Pictures stay out; everything else in the records below is copied exactly.

::: Supplied material

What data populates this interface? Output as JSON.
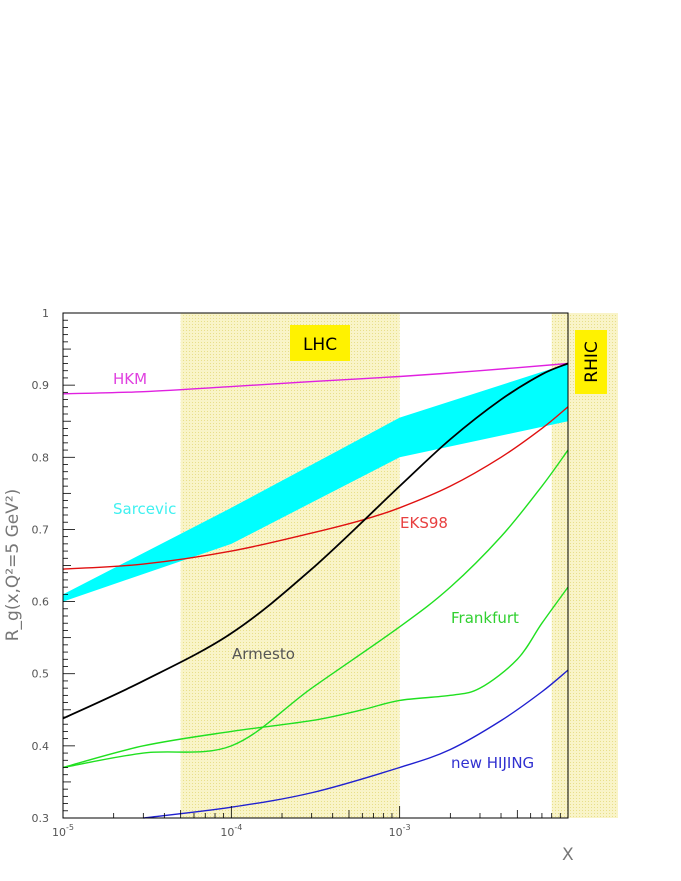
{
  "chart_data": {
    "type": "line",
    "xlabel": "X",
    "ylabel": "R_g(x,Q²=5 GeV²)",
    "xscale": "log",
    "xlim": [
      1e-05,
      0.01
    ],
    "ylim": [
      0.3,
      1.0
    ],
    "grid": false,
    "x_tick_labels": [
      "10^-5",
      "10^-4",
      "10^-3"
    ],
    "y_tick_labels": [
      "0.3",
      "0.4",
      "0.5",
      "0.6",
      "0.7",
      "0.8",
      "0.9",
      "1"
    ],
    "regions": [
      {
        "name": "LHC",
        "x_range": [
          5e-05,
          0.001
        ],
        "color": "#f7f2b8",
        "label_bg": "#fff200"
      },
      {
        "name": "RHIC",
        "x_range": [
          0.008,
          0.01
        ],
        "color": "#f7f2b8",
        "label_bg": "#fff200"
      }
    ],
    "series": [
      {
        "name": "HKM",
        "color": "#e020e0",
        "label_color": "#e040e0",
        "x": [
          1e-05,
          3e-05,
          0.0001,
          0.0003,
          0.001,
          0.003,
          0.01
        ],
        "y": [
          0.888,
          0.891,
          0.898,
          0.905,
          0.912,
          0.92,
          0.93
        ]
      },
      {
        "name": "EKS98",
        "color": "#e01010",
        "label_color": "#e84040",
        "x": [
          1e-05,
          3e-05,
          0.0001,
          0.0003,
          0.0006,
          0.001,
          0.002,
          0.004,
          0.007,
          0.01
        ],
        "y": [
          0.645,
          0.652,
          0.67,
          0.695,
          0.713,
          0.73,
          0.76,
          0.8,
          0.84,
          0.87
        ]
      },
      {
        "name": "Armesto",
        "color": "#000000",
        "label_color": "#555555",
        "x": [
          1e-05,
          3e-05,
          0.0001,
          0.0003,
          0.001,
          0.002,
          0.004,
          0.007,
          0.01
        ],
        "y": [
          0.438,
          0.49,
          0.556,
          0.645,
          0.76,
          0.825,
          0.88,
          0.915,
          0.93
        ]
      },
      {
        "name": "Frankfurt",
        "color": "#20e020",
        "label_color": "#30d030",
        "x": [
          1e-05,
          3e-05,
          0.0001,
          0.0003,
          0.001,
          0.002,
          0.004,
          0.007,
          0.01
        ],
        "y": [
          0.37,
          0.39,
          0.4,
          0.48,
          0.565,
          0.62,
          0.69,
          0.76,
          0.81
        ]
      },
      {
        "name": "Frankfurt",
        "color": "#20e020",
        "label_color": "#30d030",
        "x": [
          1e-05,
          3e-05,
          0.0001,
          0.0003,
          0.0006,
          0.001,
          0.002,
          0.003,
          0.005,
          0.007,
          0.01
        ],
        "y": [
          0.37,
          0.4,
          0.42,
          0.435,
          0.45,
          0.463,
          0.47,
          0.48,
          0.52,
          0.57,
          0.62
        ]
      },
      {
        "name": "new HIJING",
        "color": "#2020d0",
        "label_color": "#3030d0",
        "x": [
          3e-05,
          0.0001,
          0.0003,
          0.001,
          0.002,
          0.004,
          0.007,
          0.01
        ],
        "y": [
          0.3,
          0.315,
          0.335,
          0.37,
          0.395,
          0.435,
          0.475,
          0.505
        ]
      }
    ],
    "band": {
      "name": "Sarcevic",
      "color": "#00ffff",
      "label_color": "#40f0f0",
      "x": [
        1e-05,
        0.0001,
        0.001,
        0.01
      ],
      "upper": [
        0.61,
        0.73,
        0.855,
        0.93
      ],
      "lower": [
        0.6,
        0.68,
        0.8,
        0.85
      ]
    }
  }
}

::::::

_Complete answer_.
What data populates this interface? Output as JSON.
{
  "chart_data": {
    "type": "line",
    "xlabel": "X",
    "ylabel": "R_g(x,Q²=5 GeV²)",
    "xscale": "log",
    "xlim": [
      1e-05,
      0.01
    ],
    "ylim": [
      0.3,
      1.0
    ],
    "grid": false,
    "x_tick_labels": [
      "10^-5",
      "10^-4",
      "10^-3"
    ],
    "y_tick_labels": [
      "0.3",
      "0.4",
      "0.5",
      "0.6",
      "0.7",
      "0.8",
      "0.9",
      "1"
    ],
    "regions": [
      {
        "name": "LHC",
        "x_range": [
          5e-05,
          0.001
        ],
        "color": "#f7f2b8",
        "label_bg": "#fff200"
      },
      {
        "name": "RHIC",
        "x_range": [
          0.008,
          0.01
        ],
        "color": "#f7f2b8",
        "label_bg": "#fff200"
      }
    ],
    "series": [
      {
        "name": "HKM",
        "color": "#e020e0",
        "label_color": "#e040e0",
        "x": [
          1e-05,
          3e-05,
          0.0001,
          0.0003,
          0.001,
          0.003,
          0.01
        ],
        "y": [
          0.888,
          0.891,
          0.898,
          0.905,
          0.912,
          0.92,
          0.93
        ]
      },
      {
        "name": "EKS98",
        "color": "#e01010",
        "label_color": "#e84040",
        "x": [
          1e-05,
          3e-05,
          0.0001,
          0.0003,
          0.0006,
          0.001,
          0.002,
          0.004,
          0.007,
          0.01
        ],
        "y": [
          0.645,
          0.652,
          0.67,
          0.695,
          0.713,
          0.73,
          0.76,
          0.8,
          0.84,
          0.87
        ]
      },
      {
        "name": "Armesto",
        "color": "#000000",
        "label_color": "#555555",
        "x": [
          1e-05,
          3e-05,
          0.0001,
          0.0003,
          0.001,
          0.002,
          0.004,
          0.007,
          0.01
        ],
        "y": [
          0.438,
          0.49,
          0.556,
          0.645,
          0.76,
          0.825,
          0.88,
          0.915,
          0.93
        ]
      },
      {
        "name": "Frankfurt",
        "color": "#20e020",
        "label_color": "#30d030",
        "x": [
          1e-05,
          3e-05,
          0.0001,
          0.0003,
          0.001,
          0.002,
          0.004,
          0.007,
          0.01
        ],
        "y": [
          0.37,
          0.39,
          0.4,
          0.48,
          0.565,
          0.62,
          0.69,
          0.76,
          0.81
        ]
      },
      {
        "name": "Frankfurt",
        "color": "#20e020",
        "label_color": "#30d030",
        "x": [
          1e-05,
          3e-05,
          0.0001,
          0.0003,
          0.0006,
          0.001,
          0.002,
          0.003,
          0.005,
          0.007,
          0.01
        ],
        "y": [
          0.37,
          0.4,
          0.42,
          0.435,
          0.45,
          0.463,
          0.47,
          0.48,
          0.52,
          0.57,
          0.62
        ]
      },
      {
        "name": "new HIJING",
        "color": "#2020d0",
        "label_color": "#3030d0",
        "x": [
          3e-05,
          0.0001,
          0.0003,
          0.001,
          0.002,
          0.004,
          0.007,
          0.01
        ],
        "y": [
          0.3,
          0.315,
          0.335,
          0.37,
          0.395,
          0.435,
          0.475,
          0.505
        ]
      }
    ],
    "band": {
      "name": "Sarcevic",
      "color": "#00ffff",
      "label_color": "#40f0f0",
      "x": [
        1e-05,
        0.0001,
        0.001,
        0.01
      ],
      "upper": [
        0.61,
        0.73,
        0.855,
        0.93
      ],
      "lower": [
        0.6,
        0.68,
        0.8,
        0.85
      ]
    }
  }
}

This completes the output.